Stated exercise:
Transcribe the listing below line for line, without alteration, and omit the picture from your transcription.

Data for this exercise:
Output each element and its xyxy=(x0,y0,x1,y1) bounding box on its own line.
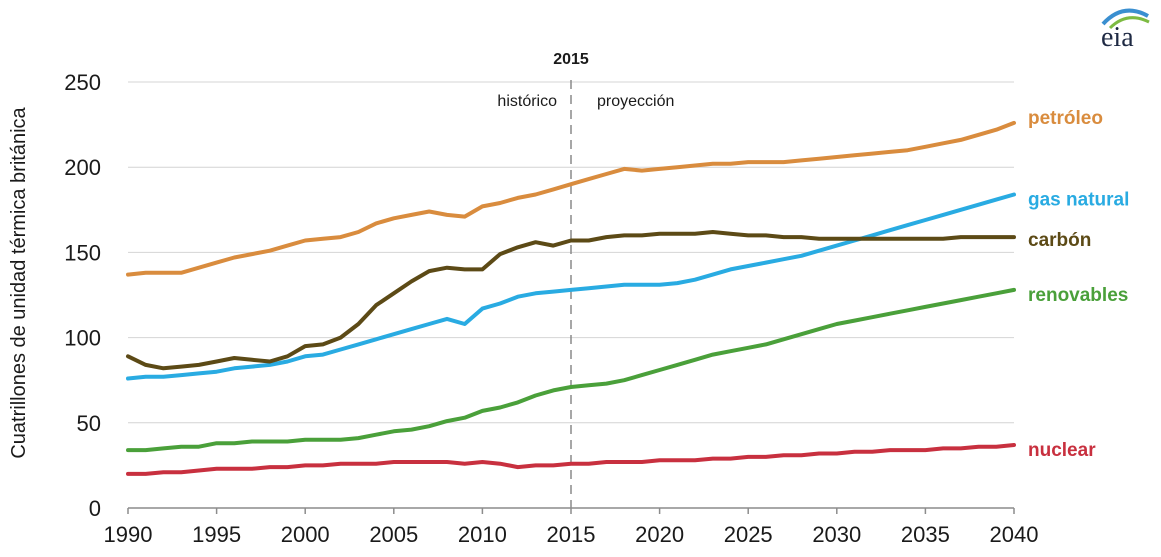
x-tick-label-1995: 1995 xyxy=(192,522,241,547)
y-tick-label-200: 200 xyxy=(64,155,101,180)
y-tick-label-50: 50 xyxy=(77,411,101,436)
y-tick-label-100: 100 xyxy=(64,326,101,351)
x-tick-label-2005: 2005 xyxy=(369,522,418,547)
axis-layer: 0 50 100 150 200 250 1990 1995 2000 2005 2010 2015 2… xyxy=(64,70,1038,547)
eia-logo-arc-blue xyxy=(1101,8,1149,26)
x-tick-label-2035: 2035 xyxy=(901,522,950,547)
y-tick-label-150: 150 xyxy=(64,240,101,265)
y-tick-label-0: 0 xyxy=(89,496,101,521)
x-tick-label-2030: 2030 xyxy=(812,522,861,547)
series-label-carbon: carbón xyxy=(1028,230,1091,251)
series-line-renovables xyxy=(126,287,1016,453)
marker-year-label: 2015 xyxy=(553,51,589,68)
x-tick-label-2010: 2010 xyxy=(458,522,507,547)
historical-label: histórico xyxy=(497,93,557,110)
x-tick-label-2040: 2040 xyxy=(990,522,1039,547)
projection-marker: 2015 histórico proyección xyxy=(497,51,674,508)
eia-logo-arc-green xyxy=(1108,16,1150,30)
projection-label: proyección xyxy=(597,93,674,110)
series-label-nuclear: nuclear xyxy=(1028,440,1096,461)
y-axis-title: Cuatrillones de unidad térmica británica xyxy=(8,106,30,458)
x-tick-label-2025: 2025 xyxy=(724,522,773,547)
x-tick-label-2020: 2020 xyxy=(635,522,684,547)
x-tick-label-2015: 2015 xyxy=(547,522,596,547)
series-line-petroleo xyxy=(126,120,1016,277)
y-tick-label-250: 250 xyxy=(64,70,101,95)
series-label-petroleo: petróleo xyxy=(1028,108,1103,129)
series-line-carbon xyxy=(126,230,1016,371)
series-label-gas-natural: gas natural xyxy=(1028,189,1129,210)
series-line-nuclear xyxy=(126,443,1016,476)
series-layer: petróleo gas natural carbón renovables nucle… xyxy=(126,108,1129,476)
x-tick-label-1990: 1990 xyxy=(104,522,153,547)
x-tick-label-2000: 2000 xyxy=(281,522,330,547)
series-label-renovables: renovables xyxy=(1028,285,1128,306)
eia-logo: eia xyxy=(1101,8,1150,53)
eia-logo-text: eia xyxy=(1101,22,1134,53)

Full response:
Output each element and its xyxy=(x0,y0,x1,y1) bounding box on its own line.
x-tick-label-1995: 1995 xyxy=(192,522,241,547)
y-tick-label-200: 200 xyxy=(64,155,101,180)
y-tick-label-50: 50 xyxy=(77,411,101,436)
y-tick-label-100: 100 xyxy=(64,326,101,351)
x-tick-label-2005: 2005 xyxy=(369,522,418,547)
axis-layer: 0 50 100 150 200 250 1990 1995 2000 2005 2010 2015 2… xyxy=(64,70,1038,547)
eia-logo-arc-blue xyxy=(1101,8,1149,26)
x-tick-label-2035: 2035 xyxy=(901,522,950,547)
y-tick-label-150: 150 xyxy=(64,240,101,265)
y-tick-label-0: 0 xyxy=(89,496,101,521)
x-tick-label-2030: 2030 xyxy=(812,522,861,547)
series-label-carbon: carbón xyxy=(1028,230,1091,251)
series-line-renovables xyxy=(126,287,1016,453)
marker-year-label: 2015 xyxy=(553,51,589,68)
x-tick-label-2010: 2010 xyxy=(458,522,507,547)
historical-label: histórico xyxy=(497,93,557,110)
x-tick-label-2040: 2040 xyxy=(990,522,1039,547)
projection-marker: 2015 histórico proyección xyxy=(497,51,674,508)
eia-logo-arc-green xyxy=(1108,16,1150,30)
projection-label: proyección xyxy=(597,93,674,110)
series-label-nuclear: nuclear xyxy=(1028,440,1096,461)
y-axis-title: Cuatrillones de unidad térmica británica xyxy=(8,106,30,458)
x-tick-label-2025: 2025 xyxy=(724,522,773,547)
x-tick-label-2020: 2020 xyxy=(635,522,684,547)
x-tick-label-2015: 2015 xyxy=(547,522,596,547)
series-line-petroleo xyxy=(126,120,1016,277)
y-tick-label-250: 250 xyxy=(64,70,101,95)
series-label-petroleo: petróleo xyxy=(1028,108,1103,129)
series-line-carbon xyxy=(126,230,1016,371)
series-label-gas-natural: gas natural xyxy=(1028,189,1129,210)
series-line-nuclear xyxy=(126,443,1016,476)
series-layer: petróleo gas natural carbón renovables nucle… xyxy=(126,108,1129,476)
x-tick-label-1990: 1990 xyxy=(104,522,153,547)
x-tick-label-2000: 2000 xyxy=(281,522,330,547)
series-label-renovables: renovables xyxy=(1028,285,1128,306)
eia-logo: eia xyxy=(1101,8,1150,53)
eia-logo-text: eia xyxy=(1101,22,1134,53)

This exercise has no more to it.